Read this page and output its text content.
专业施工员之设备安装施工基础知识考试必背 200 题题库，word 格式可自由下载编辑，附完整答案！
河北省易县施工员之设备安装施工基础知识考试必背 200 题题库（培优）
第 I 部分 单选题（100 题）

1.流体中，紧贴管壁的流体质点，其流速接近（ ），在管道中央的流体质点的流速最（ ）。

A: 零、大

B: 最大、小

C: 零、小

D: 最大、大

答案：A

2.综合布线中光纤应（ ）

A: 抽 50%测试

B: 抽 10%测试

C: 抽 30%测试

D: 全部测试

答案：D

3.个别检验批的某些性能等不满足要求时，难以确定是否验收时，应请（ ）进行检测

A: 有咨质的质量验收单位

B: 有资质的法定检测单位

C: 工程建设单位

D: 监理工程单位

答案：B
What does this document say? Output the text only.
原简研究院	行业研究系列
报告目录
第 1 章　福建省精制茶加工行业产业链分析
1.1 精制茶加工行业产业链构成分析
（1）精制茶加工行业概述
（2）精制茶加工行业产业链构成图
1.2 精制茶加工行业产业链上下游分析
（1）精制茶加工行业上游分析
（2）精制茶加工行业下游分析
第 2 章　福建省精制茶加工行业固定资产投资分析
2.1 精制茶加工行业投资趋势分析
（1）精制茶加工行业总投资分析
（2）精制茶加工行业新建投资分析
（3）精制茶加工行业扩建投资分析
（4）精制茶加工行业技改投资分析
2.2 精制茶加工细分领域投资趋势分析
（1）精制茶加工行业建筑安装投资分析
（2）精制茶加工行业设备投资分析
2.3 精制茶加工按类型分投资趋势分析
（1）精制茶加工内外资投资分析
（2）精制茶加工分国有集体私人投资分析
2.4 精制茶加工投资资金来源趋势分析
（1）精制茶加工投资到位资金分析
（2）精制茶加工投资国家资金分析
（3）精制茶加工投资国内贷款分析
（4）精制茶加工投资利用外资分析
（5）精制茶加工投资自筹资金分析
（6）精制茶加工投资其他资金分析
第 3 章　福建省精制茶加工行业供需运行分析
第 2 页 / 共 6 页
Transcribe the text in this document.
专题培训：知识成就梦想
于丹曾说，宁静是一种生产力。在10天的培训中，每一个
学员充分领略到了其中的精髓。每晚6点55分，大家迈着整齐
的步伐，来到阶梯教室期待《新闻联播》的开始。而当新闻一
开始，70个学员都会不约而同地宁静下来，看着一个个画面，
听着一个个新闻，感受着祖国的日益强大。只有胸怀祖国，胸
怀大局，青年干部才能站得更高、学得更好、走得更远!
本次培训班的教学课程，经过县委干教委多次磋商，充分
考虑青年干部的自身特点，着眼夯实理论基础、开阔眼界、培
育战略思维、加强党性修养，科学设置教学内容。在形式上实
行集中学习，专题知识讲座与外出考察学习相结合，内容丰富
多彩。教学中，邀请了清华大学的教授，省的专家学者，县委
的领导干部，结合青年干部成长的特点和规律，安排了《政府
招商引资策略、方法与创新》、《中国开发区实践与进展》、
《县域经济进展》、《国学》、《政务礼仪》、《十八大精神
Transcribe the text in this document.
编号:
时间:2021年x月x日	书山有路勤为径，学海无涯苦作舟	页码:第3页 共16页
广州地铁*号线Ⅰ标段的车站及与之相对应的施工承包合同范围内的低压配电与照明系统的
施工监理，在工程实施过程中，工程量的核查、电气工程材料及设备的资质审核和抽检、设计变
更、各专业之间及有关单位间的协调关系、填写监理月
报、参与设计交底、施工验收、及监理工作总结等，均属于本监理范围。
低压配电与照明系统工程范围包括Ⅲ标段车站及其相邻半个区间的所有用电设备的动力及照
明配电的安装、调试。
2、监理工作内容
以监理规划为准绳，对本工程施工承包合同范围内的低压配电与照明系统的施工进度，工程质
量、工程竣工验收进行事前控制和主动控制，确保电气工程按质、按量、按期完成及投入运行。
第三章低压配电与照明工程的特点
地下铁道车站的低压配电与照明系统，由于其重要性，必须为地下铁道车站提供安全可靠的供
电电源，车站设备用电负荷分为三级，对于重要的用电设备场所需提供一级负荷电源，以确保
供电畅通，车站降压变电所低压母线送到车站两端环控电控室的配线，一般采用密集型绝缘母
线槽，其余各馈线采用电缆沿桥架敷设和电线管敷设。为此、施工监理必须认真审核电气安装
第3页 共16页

^^^^^^^^

Task requirements: Output all of the material, please, exactly as it stands.

Written solution:
Read this page and output its text content.
专业施工员之设备安装施工基础知识考试必背 200 题题库，word 格式可自由下载编辑，附完整答案！
河北省易县施工员之设备安装施工基础知识考试必背 200 题题库（培优）
第 I 部分 单选题（100 题）

1.流体中，紧贴管壁的流体质点，其流速接近（ ），在管道中央的流体质点的流速最（ ）。

A: 零、大

B: 最大、小

C: 零、小

D: 最大、大

答案：A

2.综合布线中光纤应（ ）

A: 抽 50%测试

B: 抽 10%测试

C: 抽 30%测试

D: 全部测试

答案：D

3.个别检验批的某些性能等不满足要求时，难以确定是否验收时，应请（ ）进行检测

A: 有咨质的质量验收单位

B: 有资质的法定检测单位

C: 工程建设单位

D: 监理工程单位

答案：B
What does this document say? Output the text only.
原简研究院	行业研究系列
报告目录
第 1 章　福建省精制茶加工行业产业链分析
1.1 精制茶加工行业产业链构成分析
（1）精制茶加工行业概述
（2）精制茶加工行业产业链构成图
1.2 精制茶加工行业产业链上下游分析
（1）精制茶加工行业上游分析
（2）精制茶加工行业下游分析
第 2 章　福建省精制茶加工行业固定资产投资分析
2.1 精制茶加工行业投资趋势分析
（1）精制茶加工行业总投资分析
（2）精制茶加工行业新建投资分析
（3）精制茶加工行业扩建投资分析
（4）精制茶加工行业技改投资分析
2.2 精制茶加工细分领域投资趋势分析
（1）精制茶加工行业建筑安装投资分析
（2）精制茶加工行业设备投资分析
2.3 精制茶加工按类型分投资趋势分析
（1）精制茶加工内外资投资分析
（2）精制茶加工分国有集体私人投资分析
2.4 精制茶加工投资资金来源趋势分析
（1）精制茶加工投资到位资金分析
（2）精制茶加工投资国家资金分析
（3）精制茶加工投资国内贷款分析
（4）精制茶加工投资利用外资分析
（5）精制茶加工投资自筹资金分析
（6）精制茶加工投资其他资金分析
第 3 章　福建省精制茶加工行业供需运行分析
第 2 页 / 共 6 页
Transcribe the text in this document.
专题培训：知识成就梦想
于丹曾说，宁静是一种生产力。在10天的培训中，每一个
学员充分领略到了其中的精髓。每晚6点55分，大家迈着整齐
的步伐，来到阶梯教室期待《新闻联播》的开始。而当新闻一
开始，70个学员都会不约而同地宁静下来，看着一个个画面，
听着一个个新闻，感受着祖国的日益强大。只有胸怀祖国，胸
怀大局，青年干部才能站得更高、学得更好、走得更远!
本次培训班的教学课程，经过县委干教委多次磋商，充分
考虑青年干部的自身特点，着眼夯实理论基础、开阔眼界、培
育战略思维、加强党性修养，科学设置教学内容。在形式上实
行集中学习，专题知识讲座与外出考察学习相结合，内容丰富
多彩。教学中，邀请了清华大学的教授，省的专家学者，县委
的领导干部，结合青年干部成长的特点和规律，安排了《政府
招商引资策略、方法与创新》、《中国开发区实践与进展》、
《县域经济进展》、《国学》、《政务礼仪》、《十八大精神
Transcribe the text in this document.
编号:
时间:2021年x月x日	书山有路勤为径，学海无涯苦作舟	页码:第3页 共16页
广州地铁*号线Ⅰ标段的车站及与之相对应的施工承包合同范围内的低压配电与照明系统的
施工监理，在工程实施过程中，工程量的核查、电气工程材料及设备的资质审核和抽检、设计变
更、各专业之间及有关单位间的协调关系、填写监理月
报、参与设计交底、施工验收、及监理工作总结等，均属于本监理范围。
低压配电与照明系统工程范围包括Ⅲ标段车站及其相邻半个区间的所有用电设备的动力及照
明配电的安装、调试。
2、监理工作内容
以监理规划为准绳，对本工程施工承包合同范围内的低压配电与照明系统的施工进度，工程质
量、工程竣工验收进行事前控制和主动控制，确保电气工程按质、按量、按期完成及投入运行。
第三章低压配电与照明工程的特点
地下铁道车站的低压配电与照明系统，由于其重要性，必须为地下铁道车站提供安全可靠的供
电电源，车站设备用电负荷分为三级，对于重要的用电设备场所需提供一级负荷电源，以确保
供电畅通，车站降压变电所低压母线送到车站两端环控电控室的配线，一般采用密集型绝缘母
线槽，其余各馈线采用电缆沿桥架敷设和电线管敷设。为此、施工监理必须认真审核电气安装
第3页 共16页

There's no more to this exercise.